READING TEXT →
________

You can read Krista's blog HERE. I look forward to reading more from this author!
I received a copy of this book from Thomas Nelson via NetGalley, in exchange for my honest review.
Friday, August 10, 2012
I have really mixed feelings about this book. I found myself really drawn to the characters and was quickly immersed in the feel of the town and their lives. Being invested in the story enough to care about the characters usually makes a book good in my opinion. However, the inconsistencies in the characters started to bother me throughout the book. Darlene would say that she wanted to reconcile with her sister, Carlene, but continue to voice how she couldn't wait for Carly to return to New York. Carly genuinely seemed to desire a renewed relationship with Darly, but she couldn't discuss the reason for her return, and she continued to make changes to Darly's life without discussing them with her. I know that a prolonged tension usually makes for a more interesting book, but Darly's eagerness for Carly's return became overdone.
The other sticking point that kept me from liking this book more was the feeling that I was being interjected into the middle of the sisters' stories. Usually I get that feeling when I have picked up a second or third book in a series without reading the first book. Unfortunately, this seems to be a stand-alone book. It reads like it would make a much better middle book. There was so much background information about the sisters' lives that needed to be fleshed out earlier in the story. Also, the ending was wrapped up so quickly that I would have liked knowing there was another book coming to finish out the new directions that were introduced in a flood at the end of this book.
The mixed feelings make it difficult for me to give this book a rating. I think I give it 2.5 stars, rounded up to 3 stars for making me care about the characters enough to want to know more about them.
I have read several of Ms. Hunt's books before and have enjoyed them; this book fell a bit short of her other works, in my opinion.
I received a copy of this book from the publisher, via NetGalley, in exchange for my honest review.

________

DATA EXTRACTS →
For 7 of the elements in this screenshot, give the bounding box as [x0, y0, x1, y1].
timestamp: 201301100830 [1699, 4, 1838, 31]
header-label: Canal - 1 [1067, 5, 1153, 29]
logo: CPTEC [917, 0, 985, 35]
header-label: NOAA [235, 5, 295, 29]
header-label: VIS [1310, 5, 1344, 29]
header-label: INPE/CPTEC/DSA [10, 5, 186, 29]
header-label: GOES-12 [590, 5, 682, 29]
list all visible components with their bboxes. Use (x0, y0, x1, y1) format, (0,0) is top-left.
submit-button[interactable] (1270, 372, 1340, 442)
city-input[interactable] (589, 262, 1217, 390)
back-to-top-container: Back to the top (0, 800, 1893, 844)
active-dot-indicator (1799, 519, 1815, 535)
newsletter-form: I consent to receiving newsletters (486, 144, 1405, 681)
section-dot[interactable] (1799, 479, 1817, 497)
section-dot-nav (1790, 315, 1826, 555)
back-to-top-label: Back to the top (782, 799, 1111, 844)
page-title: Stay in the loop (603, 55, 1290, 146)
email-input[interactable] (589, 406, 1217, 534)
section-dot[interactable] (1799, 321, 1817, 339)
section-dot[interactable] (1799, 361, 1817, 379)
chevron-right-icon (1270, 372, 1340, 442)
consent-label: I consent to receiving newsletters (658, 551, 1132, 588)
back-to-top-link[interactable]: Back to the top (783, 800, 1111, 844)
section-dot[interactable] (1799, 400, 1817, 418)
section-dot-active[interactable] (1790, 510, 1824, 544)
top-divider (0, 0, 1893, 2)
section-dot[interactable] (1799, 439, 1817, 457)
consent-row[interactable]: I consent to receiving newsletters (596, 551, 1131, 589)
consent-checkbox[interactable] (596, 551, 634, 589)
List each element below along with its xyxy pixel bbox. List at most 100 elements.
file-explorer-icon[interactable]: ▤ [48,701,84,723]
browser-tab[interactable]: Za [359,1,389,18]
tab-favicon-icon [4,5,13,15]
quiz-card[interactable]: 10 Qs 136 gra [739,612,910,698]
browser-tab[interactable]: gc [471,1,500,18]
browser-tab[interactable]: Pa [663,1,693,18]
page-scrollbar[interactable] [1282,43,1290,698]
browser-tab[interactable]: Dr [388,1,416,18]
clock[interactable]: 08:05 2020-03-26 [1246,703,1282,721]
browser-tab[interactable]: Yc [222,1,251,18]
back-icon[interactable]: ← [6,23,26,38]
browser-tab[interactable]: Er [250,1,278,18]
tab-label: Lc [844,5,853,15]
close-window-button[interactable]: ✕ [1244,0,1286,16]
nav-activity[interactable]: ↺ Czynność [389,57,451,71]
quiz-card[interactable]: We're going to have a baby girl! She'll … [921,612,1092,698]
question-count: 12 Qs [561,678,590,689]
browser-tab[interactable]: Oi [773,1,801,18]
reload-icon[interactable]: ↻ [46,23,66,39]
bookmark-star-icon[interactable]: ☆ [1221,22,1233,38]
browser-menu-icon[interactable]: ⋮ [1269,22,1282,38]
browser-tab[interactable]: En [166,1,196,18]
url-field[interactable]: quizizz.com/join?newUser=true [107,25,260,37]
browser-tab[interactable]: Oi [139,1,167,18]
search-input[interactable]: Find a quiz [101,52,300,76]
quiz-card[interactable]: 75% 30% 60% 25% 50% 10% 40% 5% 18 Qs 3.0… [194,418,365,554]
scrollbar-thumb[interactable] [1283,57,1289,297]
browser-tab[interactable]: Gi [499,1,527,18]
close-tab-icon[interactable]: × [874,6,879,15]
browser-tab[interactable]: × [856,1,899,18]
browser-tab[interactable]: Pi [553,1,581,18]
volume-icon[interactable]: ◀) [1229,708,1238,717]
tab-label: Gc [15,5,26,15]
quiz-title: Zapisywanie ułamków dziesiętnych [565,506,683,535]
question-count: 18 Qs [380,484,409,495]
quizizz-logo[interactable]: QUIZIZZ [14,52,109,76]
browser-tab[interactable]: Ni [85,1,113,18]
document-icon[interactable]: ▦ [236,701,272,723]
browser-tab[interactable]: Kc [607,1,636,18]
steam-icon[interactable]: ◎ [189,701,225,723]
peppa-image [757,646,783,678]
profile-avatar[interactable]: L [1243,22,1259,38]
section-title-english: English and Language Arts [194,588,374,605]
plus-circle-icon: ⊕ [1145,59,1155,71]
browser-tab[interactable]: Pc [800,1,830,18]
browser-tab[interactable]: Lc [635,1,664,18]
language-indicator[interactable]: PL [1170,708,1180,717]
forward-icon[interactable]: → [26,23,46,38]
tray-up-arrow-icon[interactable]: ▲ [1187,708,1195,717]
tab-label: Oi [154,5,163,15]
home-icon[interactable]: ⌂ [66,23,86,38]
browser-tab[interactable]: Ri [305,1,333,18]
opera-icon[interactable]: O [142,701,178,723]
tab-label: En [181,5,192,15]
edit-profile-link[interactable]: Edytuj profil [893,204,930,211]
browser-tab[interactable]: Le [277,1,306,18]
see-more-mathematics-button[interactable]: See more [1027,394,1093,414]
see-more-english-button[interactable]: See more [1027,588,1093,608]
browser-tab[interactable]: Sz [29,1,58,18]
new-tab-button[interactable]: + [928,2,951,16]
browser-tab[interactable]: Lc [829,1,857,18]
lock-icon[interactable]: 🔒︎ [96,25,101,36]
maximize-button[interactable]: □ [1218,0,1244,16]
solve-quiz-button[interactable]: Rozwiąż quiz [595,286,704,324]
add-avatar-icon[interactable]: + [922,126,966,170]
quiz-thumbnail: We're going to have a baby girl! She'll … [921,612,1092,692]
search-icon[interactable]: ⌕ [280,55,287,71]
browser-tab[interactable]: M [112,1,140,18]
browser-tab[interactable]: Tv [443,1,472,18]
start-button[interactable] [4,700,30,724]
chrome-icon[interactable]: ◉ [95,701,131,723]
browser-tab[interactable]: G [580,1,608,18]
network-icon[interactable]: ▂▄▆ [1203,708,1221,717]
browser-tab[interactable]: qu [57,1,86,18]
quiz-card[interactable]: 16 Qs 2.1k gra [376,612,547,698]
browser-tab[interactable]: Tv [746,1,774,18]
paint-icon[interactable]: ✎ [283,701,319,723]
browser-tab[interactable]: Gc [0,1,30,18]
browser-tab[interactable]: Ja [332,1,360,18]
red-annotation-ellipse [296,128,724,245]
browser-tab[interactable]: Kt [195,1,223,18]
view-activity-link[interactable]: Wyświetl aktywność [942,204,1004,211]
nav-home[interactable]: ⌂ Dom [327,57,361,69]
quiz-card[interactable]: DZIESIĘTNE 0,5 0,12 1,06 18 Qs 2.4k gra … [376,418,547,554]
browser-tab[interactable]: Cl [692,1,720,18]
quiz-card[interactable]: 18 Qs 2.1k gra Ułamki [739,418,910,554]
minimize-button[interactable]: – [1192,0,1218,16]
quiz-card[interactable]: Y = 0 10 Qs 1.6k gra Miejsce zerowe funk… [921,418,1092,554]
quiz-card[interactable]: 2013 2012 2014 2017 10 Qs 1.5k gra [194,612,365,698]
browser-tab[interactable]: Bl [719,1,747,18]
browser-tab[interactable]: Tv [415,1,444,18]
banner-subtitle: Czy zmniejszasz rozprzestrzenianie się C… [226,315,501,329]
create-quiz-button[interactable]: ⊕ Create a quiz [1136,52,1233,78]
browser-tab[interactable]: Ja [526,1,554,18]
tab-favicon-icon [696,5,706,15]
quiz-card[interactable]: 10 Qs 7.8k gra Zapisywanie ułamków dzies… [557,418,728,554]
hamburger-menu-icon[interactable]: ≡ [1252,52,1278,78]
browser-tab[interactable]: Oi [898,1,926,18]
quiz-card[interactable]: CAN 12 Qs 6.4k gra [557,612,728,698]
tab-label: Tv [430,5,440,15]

________

PROBLEM SET →
(A) Decide whether each statement agrees with the book review, answering yes or no and quoting the words from the text that settle it: (i) The reviewer rounded a 2.5-star rating up to 3 stars. (ii) The reviewer describes the book as the second in a series. (iii) The reviewer had not read any of Ms. Hunt's books before this one.
(B) Rename "Thomas Nelson" to "the publisher" in the book review, and give the text again, starting with "You can read" and going on through "Nelson via NetGalley, in exchange for my honest review.".
The lines after the text are not needed for what follows.

ANSWERS BELOW →
(A)
(i) Yes: "I think I give it 2.5 stars, rounded up to 3 stars"
(ii) No: "Unfortunately, this seems to be a stand-alone book."
(iii) No: "I have read several of Ms. Hunt's books before and have enjoyed them"

(B)
You can read Krista's blog HERE. I look forward to reading more from this author!
I received a copy of this book from the publisher via NetGalley, in exchange for my honest review.